Below are some records. Copy every line in them that holds "责任单位".

[Data records]
(begin)
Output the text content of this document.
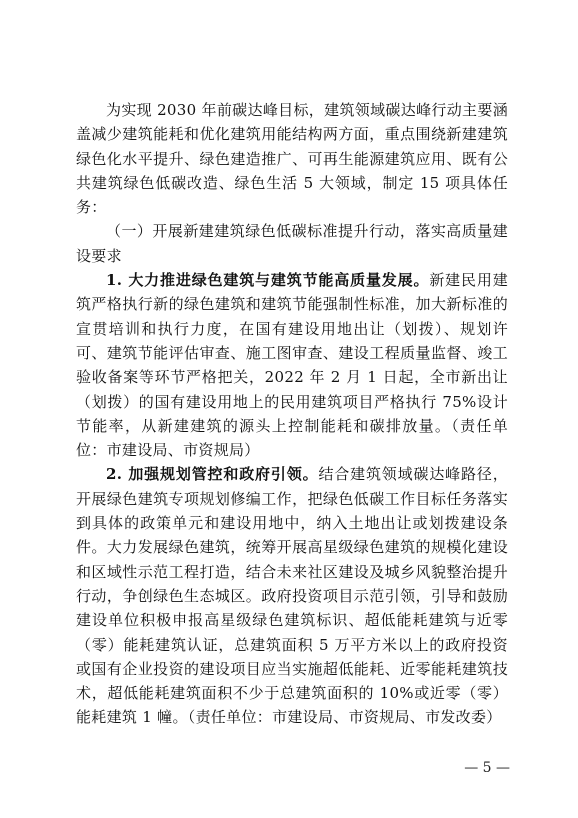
为实现 2030 年前碳达峰目标，建筑领域碳达峰行动主要涵盖减少建筑能耗和优化建筑用能结构两方面，重点围绕新建建筑绿色化水平提升、绿色建造推广、可再生能源建筑应用、既有公共建筑绿色低碳改造、绿色生活 5 大领域，制定 15 项具体任务：

（一）开展新建建筑绿色低碳标准提升行动，落实高质量建设要求

1. 大力推进绿色建筑与建筑节能高质量发展。新建民用建筑严格执行新的绿色建筑和建筑节能强制性标准，加大新标准的宣贯培训和执行力度，在国有建设用地出让（划拨）、规划许可、建筑节能评估审查、施工图审查、建设工程质量监督、竣工验收备案等环节严格把关，2022 年 2 月 1 日起，全市新出让（划拨）的国有建设用地上的民用建筑项目严格执行 75%设计节能率，从新建建筑的源头上控制能耗和碳排放量。（责任单位：市建设局、市资规局）

2. 加强规划管控和政府引领。结合建筑领域碳达峰路径，开展绿色建筑专项规划修编工作，把绿色低碳工作目标任务落实到具体的政策单元和建设用地中，纳入土地出让或划拨建设条件。大力发展绿色建筑，统筹开展高星级绿色建筑的规模化建设和区域性示范工程打造，结合未来社区建设及城乡风貌整治提升行动，争创绿色生态城区。政府投资项目示范引领，引导和鼓励建设单位积极申报高星级绿色建筑标识、超低能耗建筑与近零（零）能耗建筑认证，总建筑面积 5 万平方米以上的政府投资或国有企业投资的建设项目应当实施超低能耗、近零能耗建筑技术，超低能耗建筑面积不少于总建筑面积的 10%或近零（零）能耗建筑 1 幢。（责任单位：市建设局、市资规局、市发改委）

— 5 —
(end)
OUTPUT OF THE TASK.
1. 大力推进绿色建筑与建筑节能高质量发展。新建民用建筑严格执行新的绿色建筑和建筑节能强制性标准，加大新标准的宣贯培训和执行力度，在国有建设用地出让（划拨）、规划许可、建筑节能评估审查、施工图审查、建设工程质量监督、竣工验收备案等环节严格把关，2022 年 2 月 1 日起，全市新出让（划拨）的国有建设用地上的民用建筑项目严格执行 75%设计节能率，从新建建筑的源头上控制能耗和碳排放量。（责任单位：市建设局、市资规局）
2. 加强规划管控和政府引领。结合建筑领域碳达峰路径，开展绿色建筑专项规划修编工作，把绿色低碳工作目标任务落实到具体的政策单元和建设用地中，纳入土地出让或划拨建设条件。大力发展绿色建筑，统筹开展高星级绿色建筑的规模化建设和区域性示范工程打造，结合未来社区建设及城乡风貌整治提升行动，争创绿色生态城区。政府投资项目示范引领，引导和鼓励建设单位积极申报高星级绿色建筑标识、超低能耗建筑与近零（零）能耗建筑认证，总建筑面积 5 万平方米以上的政府投资或国有企业投资的建设项目应当实施超低能耗、近零能耗建筑技术，超低能耗建筑面积不少于总建筑面积的 10%或近零（零）能耗建筑 1 幢。（责任单位：市建设局、市资规局、市发改委）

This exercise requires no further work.